"""

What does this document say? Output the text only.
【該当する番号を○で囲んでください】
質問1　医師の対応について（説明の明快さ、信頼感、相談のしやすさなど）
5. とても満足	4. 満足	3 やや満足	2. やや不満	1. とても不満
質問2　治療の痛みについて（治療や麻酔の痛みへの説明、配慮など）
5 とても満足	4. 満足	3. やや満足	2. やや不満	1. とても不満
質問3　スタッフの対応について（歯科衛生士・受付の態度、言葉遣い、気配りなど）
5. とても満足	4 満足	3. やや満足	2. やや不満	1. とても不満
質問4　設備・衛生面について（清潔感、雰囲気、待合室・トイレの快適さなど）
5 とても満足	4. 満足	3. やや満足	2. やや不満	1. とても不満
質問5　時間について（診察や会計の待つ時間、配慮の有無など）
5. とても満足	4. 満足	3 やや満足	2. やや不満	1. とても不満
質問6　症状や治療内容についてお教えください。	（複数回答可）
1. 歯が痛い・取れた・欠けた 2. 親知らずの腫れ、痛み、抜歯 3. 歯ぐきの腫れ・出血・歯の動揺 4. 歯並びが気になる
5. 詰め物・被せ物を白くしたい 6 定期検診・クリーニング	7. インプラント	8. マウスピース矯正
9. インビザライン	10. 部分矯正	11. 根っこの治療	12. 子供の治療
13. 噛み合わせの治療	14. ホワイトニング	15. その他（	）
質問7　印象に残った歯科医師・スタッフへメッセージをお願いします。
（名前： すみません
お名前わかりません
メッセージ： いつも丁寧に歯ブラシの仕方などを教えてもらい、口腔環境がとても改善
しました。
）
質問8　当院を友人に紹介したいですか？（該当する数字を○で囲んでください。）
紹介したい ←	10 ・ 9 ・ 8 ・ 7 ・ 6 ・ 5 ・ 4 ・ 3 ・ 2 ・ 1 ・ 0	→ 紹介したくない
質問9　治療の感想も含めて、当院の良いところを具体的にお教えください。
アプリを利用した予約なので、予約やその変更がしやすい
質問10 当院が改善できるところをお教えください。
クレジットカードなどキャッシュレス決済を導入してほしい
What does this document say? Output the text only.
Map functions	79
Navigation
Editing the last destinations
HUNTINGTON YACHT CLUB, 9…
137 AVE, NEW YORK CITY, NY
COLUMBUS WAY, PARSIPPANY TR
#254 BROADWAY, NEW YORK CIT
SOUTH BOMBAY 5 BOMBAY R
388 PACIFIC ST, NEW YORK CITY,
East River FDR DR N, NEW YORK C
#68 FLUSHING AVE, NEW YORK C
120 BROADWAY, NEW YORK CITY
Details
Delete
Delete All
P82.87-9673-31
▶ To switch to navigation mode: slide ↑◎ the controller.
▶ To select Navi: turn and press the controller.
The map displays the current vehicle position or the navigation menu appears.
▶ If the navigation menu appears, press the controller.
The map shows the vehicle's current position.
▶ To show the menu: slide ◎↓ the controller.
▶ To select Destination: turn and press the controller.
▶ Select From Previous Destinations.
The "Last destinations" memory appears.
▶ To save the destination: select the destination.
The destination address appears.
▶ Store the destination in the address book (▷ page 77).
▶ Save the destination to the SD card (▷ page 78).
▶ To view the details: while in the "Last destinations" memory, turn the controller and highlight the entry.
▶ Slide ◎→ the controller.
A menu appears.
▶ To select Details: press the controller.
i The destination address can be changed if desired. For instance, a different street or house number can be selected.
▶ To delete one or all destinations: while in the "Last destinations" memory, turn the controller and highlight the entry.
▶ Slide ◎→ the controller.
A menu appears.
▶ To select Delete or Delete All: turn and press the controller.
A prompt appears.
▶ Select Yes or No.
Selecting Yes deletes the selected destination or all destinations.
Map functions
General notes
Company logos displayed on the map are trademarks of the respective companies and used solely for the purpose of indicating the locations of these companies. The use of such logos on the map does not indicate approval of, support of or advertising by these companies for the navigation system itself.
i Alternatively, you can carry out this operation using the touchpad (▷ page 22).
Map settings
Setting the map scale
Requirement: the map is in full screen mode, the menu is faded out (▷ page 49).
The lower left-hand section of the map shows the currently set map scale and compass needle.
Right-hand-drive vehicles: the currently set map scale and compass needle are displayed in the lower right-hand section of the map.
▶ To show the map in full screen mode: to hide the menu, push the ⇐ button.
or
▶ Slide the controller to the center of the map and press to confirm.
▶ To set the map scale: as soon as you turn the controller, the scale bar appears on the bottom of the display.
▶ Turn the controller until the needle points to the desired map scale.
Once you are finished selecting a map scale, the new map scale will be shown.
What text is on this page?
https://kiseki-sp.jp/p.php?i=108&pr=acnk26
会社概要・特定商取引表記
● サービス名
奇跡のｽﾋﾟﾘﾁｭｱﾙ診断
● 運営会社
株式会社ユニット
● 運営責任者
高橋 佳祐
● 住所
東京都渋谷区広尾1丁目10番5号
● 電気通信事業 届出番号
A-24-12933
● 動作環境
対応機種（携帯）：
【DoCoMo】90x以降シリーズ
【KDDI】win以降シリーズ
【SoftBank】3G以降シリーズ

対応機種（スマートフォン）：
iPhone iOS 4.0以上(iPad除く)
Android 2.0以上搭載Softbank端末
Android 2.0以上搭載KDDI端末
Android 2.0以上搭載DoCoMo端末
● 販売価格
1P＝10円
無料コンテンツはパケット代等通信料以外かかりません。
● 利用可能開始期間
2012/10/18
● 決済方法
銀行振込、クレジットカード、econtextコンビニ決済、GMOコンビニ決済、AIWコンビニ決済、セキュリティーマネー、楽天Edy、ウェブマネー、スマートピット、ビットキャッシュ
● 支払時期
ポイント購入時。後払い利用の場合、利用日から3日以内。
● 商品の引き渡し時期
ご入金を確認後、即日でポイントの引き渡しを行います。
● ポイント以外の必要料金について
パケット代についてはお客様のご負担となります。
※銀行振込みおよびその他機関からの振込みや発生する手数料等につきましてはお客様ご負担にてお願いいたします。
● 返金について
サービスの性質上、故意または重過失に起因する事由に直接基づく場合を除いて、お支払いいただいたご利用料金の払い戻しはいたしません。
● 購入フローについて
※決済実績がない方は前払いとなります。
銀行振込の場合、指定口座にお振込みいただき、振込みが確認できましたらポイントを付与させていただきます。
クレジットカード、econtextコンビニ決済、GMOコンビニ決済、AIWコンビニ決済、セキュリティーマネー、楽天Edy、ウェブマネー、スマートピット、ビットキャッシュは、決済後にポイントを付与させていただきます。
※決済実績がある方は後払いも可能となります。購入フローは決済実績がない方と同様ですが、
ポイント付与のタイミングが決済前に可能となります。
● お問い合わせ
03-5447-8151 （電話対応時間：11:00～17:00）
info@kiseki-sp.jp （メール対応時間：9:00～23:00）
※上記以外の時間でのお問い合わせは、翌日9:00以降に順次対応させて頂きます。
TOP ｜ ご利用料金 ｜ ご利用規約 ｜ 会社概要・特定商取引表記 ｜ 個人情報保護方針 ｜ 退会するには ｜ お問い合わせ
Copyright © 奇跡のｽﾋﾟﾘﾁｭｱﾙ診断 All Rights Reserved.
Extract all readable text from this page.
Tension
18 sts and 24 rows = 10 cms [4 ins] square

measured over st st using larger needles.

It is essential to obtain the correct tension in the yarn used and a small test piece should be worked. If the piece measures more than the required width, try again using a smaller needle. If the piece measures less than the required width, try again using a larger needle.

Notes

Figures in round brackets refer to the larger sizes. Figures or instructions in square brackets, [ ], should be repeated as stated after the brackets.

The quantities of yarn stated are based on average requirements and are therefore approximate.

"""

WRITTEN REQUEST.
From the data, pick out every line that includes "using".

PROBLEM SOLUTION.
i Alternatively, you can carry out this operation using the touchpad (▷ page 22).
measured over st st using larger needles.
It is essential to obtain the correct tension in the yarn used and a small test piece should be worked. If the piece measures more than the required width, try again using a smaller needle. If the piece measures less than the required width, try again using a larger needle.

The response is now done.